Start of Extracted data

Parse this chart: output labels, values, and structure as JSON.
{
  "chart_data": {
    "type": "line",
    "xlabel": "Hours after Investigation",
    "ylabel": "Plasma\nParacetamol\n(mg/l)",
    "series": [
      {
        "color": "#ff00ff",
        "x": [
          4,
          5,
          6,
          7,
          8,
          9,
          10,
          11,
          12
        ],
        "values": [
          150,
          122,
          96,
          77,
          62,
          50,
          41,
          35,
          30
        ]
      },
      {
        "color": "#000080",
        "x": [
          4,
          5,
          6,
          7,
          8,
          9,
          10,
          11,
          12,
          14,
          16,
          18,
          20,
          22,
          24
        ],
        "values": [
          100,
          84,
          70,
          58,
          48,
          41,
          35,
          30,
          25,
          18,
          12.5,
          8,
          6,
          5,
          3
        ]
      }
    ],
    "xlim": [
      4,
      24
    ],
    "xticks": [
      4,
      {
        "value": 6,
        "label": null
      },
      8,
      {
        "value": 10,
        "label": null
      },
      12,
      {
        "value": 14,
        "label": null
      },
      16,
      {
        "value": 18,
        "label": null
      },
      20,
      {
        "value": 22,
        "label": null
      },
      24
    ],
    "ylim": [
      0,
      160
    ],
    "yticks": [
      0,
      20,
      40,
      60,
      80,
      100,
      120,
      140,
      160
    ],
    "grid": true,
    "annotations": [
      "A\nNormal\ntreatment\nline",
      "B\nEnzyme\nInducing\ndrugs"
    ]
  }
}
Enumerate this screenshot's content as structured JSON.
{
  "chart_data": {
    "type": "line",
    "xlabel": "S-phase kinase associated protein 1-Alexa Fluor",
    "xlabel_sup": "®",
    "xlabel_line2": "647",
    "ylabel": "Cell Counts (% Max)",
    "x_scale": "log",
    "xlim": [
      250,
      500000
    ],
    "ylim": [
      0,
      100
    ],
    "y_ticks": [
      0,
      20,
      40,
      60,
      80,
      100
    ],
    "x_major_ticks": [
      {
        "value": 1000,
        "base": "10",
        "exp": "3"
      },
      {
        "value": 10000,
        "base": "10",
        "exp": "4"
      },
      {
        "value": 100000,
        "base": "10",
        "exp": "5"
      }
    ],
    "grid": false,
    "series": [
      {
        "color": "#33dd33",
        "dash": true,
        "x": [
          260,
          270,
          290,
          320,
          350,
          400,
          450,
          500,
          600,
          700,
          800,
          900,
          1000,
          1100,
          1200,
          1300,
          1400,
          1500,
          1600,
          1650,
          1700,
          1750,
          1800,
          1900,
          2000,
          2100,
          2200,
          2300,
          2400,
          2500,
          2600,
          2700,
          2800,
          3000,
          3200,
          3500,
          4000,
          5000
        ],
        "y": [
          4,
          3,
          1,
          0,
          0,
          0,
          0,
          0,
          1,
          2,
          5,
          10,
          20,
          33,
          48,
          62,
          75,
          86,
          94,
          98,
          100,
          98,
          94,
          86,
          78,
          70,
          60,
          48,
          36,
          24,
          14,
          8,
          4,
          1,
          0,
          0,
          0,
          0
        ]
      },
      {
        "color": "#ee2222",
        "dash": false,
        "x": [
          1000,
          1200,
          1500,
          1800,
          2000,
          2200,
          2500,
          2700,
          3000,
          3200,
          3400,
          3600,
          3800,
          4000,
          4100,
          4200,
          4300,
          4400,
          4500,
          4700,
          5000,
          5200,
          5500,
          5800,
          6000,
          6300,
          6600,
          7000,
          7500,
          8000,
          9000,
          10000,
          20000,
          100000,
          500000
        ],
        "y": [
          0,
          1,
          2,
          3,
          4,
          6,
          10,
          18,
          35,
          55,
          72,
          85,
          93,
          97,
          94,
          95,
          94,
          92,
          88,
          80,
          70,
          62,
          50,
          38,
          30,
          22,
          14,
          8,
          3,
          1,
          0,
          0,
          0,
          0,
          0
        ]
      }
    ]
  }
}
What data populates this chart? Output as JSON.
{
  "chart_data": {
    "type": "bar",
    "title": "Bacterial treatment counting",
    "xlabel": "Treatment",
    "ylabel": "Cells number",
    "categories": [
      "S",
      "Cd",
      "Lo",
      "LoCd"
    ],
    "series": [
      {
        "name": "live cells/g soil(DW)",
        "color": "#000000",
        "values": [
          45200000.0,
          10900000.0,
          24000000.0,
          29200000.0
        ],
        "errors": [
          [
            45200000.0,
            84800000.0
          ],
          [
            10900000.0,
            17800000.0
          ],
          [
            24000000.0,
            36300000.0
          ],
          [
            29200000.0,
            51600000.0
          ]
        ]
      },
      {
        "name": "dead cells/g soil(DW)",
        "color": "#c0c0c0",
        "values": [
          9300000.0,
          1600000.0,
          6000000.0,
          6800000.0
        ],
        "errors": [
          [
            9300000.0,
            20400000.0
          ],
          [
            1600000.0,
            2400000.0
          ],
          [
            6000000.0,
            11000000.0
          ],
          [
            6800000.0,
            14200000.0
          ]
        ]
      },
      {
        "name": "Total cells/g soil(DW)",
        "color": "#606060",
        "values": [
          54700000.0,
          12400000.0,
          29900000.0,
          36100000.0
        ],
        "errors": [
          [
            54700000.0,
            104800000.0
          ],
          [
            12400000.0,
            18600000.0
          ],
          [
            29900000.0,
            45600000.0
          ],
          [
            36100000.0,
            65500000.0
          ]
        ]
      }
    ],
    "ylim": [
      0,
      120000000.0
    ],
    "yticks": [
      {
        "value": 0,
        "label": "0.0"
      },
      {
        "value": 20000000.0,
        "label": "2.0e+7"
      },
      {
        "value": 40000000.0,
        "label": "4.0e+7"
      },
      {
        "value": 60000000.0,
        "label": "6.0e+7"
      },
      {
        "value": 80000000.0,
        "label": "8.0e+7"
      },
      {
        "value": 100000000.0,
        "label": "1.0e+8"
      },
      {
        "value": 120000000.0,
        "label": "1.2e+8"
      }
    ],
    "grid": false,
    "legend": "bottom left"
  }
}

End of Extracted data

To do:
Pick each line holding "color" out of the entries above and return it.

Your solution:
        "color": "#ff00ff",
        "color": "#000080",
        "color": "#33dd33",
        "color": "#ee2222",
        "color": "#000000",
        "color": "#c0c0c0",
        "color": "#606060",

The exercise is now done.